— Given instruction —
From the records below, pull each line that has "xlabel".

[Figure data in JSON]

=-=-=

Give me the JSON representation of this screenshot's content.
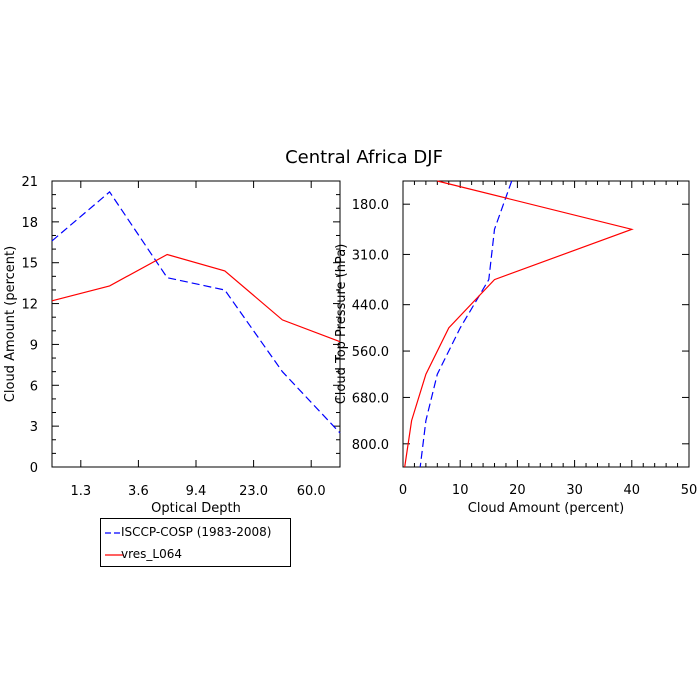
{
  "title": "Central Africa DJF",
  "colors": {
    "obs": "#0000ff",
    "model": "#ff0000",
    "axis": "#000000"
  },
  "legend": {
    "items": [
      {
        "label": "ISCCP-COSP (1983-2008)",
        "style": "dashed",
        "color": "#0000ff"
      },
      {
        "label": "vres_L064",
        "style": "solid",
        "color": "#ff0000"
      }
    ]
  },
  "chart_data": [
    {
      "type": "line",
      "xlabel": "Optical Depth",
      "ylabel": "Cloud Amount (percent)",
      "x_tick_labels": [
        "1.3",
        "3.6",
        "9.4",
        "23.0",
        "60.0"
      ],
      "x": [
        0,
        1,
        2,
        3,
        4,
        5
      ],
      "xlim": [
        0,
        5
      ],
      "ylim": [
        0,
        21
      ],
      "y_ticks": [
        0,
        3,
        6,
        9,
        12,
        15,
        18,
        21
      ],
      "series": [
        {
          "name": "ISCCP-COSP (1983-2008)",
          "style": "dashed",
          "values": [
            16.6,
            20.2,
            13.9,
            13.0,
            7.0,
            2.5
          ]
        },
        {
          "name": "vres_L064",
          "style": "solid",
          "values": [
            12.2,
            13.3,
            15.6,
            14.4,
            10.8,
            9.2
          ]
        }
      ]
    },
    {
      "type": "line",
      "xlabel": "Cloud Amount (percent)",
      "ylabel": "Cloud Top Pressure (hPa)",
      "xlim": [
        0,
        50
      ],
      "x_ticks": [
        0,
        10,
        20,
        30,
        40,
        50
      ],
      "ylim": [
        860,
        120
      ],
      "y_ticks": [
        180,
        310,
        440,
        560,
        680,
        800
      ],
      "y_tick_labels": [
        "180.0",
        "310.0",
        "440.0",
        "560.0",
        "680.0",
        "800.0"
      ],
      "series": [
        {
          "name": "ISCCP-COSP (1983-2008)",
          "style": "dashed",
          "pressure": [
            120,
            245,
            375,
            500,
            620,
            740,
            860
          ],
          "values": [
            19,
            16,
            15,
            10,
            6,
            4,
            3
          ]
        },
        {
          "name": "vres_L064",
          "style": "solid",
          "pressure": [
            120,
            245,
            375,
            500,
            620,
            740,
            860
          ],
          "values": [
            6,
            40,
            16,
            8,
            4,
            1.5,
            0.3
          ]
        }
      ]
    }
  ]
}
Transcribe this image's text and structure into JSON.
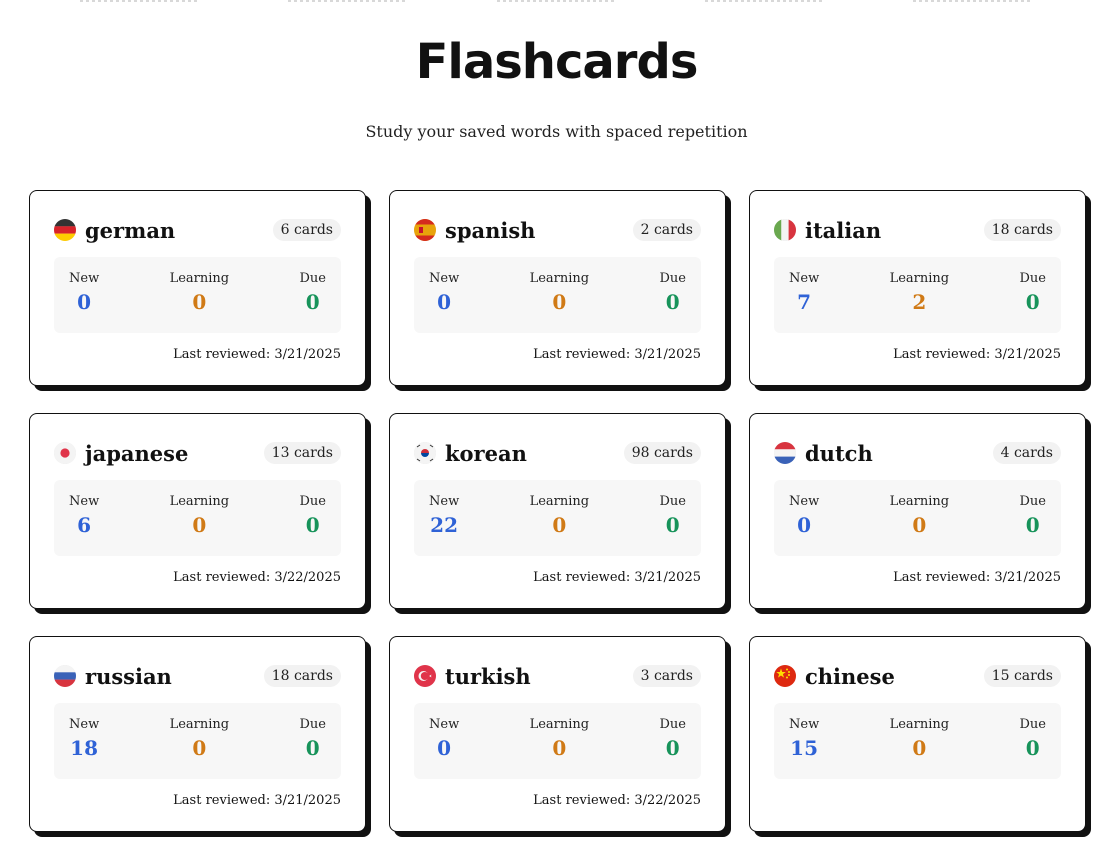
{
  "page": {
    "title": "Flashcards",
    "subtitle": "Study your saved words with spaced repetition"
  },
  "colors": {
    "new": "#2f62d6",
    "learning": "#d07a16",
    "due": "#17935a"
  },
  "labels": {
    "new": "New",
    "learning": "Learning",
    "due": "Due"
  },
  "decks": [
    {
      "language": "german",
      "flag_icon": "germany-flag-icon",
      "cards": "6 cards",
      "new": "0",
      "learning": "0",
      "due": "0",
      "last_reviewed": "Last reviewed: 3/21/2025"
    },
    {
      "language": "spanish",
      "flag_icon": "spain-flag-icon",
      "cards": "2 cards",
      "new": "0",
      "learning": "0",
      "due": "0",
      "last_reviewed": "Last reviewed: 3/21/2025"
    },
    {
      "language": "italian",
      "flag_icon": "italy-flag-icon",
      "cards": "18 cards",
      "new": "7",
      "learning": "2",
      "due": "0",
      "last_reviewed": "Last reviewed: 3/21/2025"
    },
    {
      "language": "japanese",
      "flag_icon": "japan-flag-icon",
      "cards": "13 cards",
      "new": "6",
      "learning": "0",
      "due": "0",
      "last_reviewed": "Last reviewed: 3/22/2025"
    },
    {
      "language": "korean",
      "flag_icon": "south-korea-flag-icon",
      "cards": "98 cards",
      "new": "22",
      "learning": "0",
      "due": "0",
      "last_reviewed": "Last reviewed: 3/21/2025"
    },
    {
      "language": "dutch",
      "flag_icon": "netherlands-flag-icon",
      "cards": "4 cards",
      "new": "0",
      "learning": "0",
      "due": "0",
      "last_reviewed": "Last reviewed: 3/21/2025"
    },
    {
      "language": "russian",
      "flag_icon": "russia-flag-icon",
      "cards": "18 cards",
      "new": "18",
      "learning": "0",
      "due": "0",
      "last_reviewed": "Last reviewed: 3/21/2025"
    },
    {
      "language": "turkish",
      "flag_icon": "turkey-flag-icon",
      "cards": "3 cards",
      "new": "0",
      "learning": "0",
      "due": "0",
      "last_reviewed": "Last reviewed: 3/22/2025"
    },
    {
      "language": "chinese",
      "flag_icon": "china-flag-icon",
      "cards": "15 cards",
      "new": "15",
      "learning": "0",
      "due": "0",
      "last_reviewed": ""
    }
  ]
}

=-=-=

— Full response —
      "xlabel": "Optical Depth",
      "xlabel": "Cloud Amount (percent)",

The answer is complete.